■ REQUIREMENTS
Find and return each line containing "document".

►

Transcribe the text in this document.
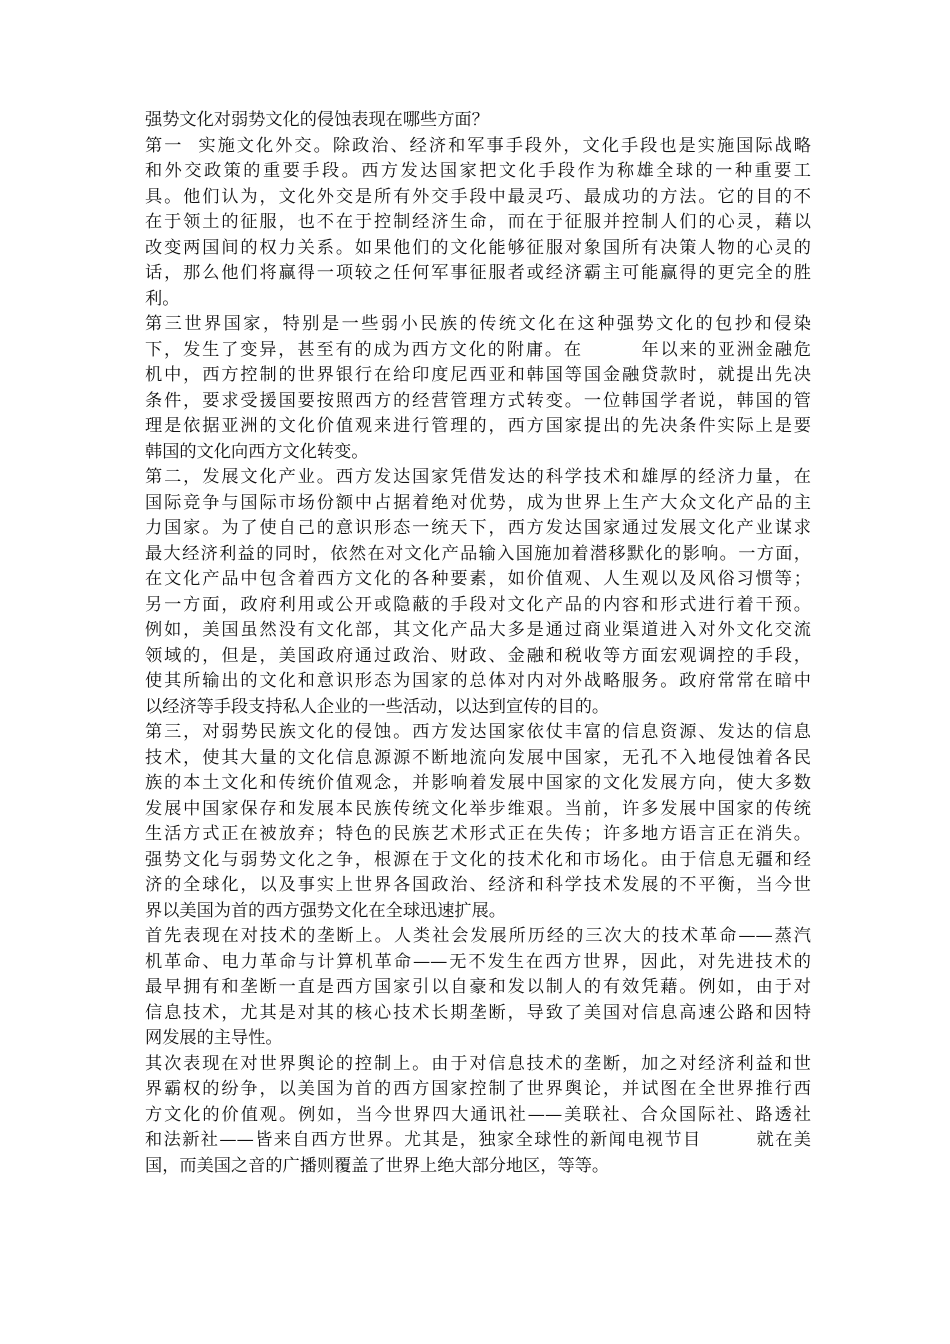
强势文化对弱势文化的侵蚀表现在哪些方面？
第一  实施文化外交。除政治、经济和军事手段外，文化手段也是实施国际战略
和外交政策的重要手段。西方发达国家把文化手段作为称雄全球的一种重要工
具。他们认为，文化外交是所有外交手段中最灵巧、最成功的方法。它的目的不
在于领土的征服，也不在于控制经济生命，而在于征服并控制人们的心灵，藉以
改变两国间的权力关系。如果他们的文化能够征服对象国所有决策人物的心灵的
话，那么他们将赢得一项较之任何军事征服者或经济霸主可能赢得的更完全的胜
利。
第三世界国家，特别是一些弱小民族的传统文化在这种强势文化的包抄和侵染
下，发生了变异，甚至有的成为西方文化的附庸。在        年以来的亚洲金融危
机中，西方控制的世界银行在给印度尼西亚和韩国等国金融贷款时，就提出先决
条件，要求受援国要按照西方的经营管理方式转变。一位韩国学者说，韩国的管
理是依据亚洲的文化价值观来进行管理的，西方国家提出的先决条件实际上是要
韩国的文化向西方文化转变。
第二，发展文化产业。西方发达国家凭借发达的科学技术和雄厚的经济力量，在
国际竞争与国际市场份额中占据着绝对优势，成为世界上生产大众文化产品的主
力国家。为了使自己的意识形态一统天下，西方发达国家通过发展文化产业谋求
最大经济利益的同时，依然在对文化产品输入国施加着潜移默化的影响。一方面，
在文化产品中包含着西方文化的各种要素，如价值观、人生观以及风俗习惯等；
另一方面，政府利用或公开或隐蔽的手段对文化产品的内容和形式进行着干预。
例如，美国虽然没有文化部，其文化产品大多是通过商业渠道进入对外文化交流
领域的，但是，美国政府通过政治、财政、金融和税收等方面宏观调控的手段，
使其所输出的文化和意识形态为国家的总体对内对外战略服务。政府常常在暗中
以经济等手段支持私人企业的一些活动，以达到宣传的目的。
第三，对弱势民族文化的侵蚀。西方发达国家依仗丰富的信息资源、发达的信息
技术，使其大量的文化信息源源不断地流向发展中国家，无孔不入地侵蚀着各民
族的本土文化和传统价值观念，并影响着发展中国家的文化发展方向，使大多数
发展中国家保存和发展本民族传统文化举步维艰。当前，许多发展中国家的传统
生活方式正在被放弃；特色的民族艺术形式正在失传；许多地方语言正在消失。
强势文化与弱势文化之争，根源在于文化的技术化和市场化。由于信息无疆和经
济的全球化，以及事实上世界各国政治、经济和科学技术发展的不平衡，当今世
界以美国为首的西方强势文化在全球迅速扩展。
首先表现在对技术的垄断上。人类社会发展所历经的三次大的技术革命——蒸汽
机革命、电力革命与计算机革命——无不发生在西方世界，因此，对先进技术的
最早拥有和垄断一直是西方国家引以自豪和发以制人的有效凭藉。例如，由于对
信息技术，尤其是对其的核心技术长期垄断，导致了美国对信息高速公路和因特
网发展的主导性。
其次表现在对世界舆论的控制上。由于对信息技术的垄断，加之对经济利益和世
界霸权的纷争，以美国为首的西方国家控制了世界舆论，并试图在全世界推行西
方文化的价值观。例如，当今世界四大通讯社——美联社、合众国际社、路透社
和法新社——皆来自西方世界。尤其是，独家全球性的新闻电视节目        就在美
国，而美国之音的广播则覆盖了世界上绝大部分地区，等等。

◄
►

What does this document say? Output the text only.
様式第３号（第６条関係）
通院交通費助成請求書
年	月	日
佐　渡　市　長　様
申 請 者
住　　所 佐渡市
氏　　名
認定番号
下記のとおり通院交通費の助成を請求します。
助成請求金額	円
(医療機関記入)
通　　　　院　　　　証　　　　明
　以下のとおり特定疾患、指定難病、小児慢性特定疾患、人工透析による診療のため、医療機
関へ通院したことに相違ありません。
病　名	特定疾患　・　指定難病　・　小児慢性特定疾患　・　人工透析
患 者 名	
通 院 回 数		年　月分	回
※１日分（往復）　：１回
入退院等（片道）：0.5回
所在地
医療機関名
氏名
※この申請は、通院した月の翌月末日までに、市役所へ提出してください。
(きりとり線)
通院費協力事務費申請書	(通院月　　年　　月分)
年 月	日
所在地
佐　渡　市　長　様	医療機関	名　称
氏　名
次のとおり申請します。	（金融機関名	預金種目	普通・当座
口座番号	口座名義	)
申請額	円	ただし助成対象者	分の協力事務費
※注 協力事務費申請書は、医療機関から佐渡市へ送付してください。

◄

■ SOLVED EXERCISE
Transcribe the text in this document.
What does this document say? Output the text only.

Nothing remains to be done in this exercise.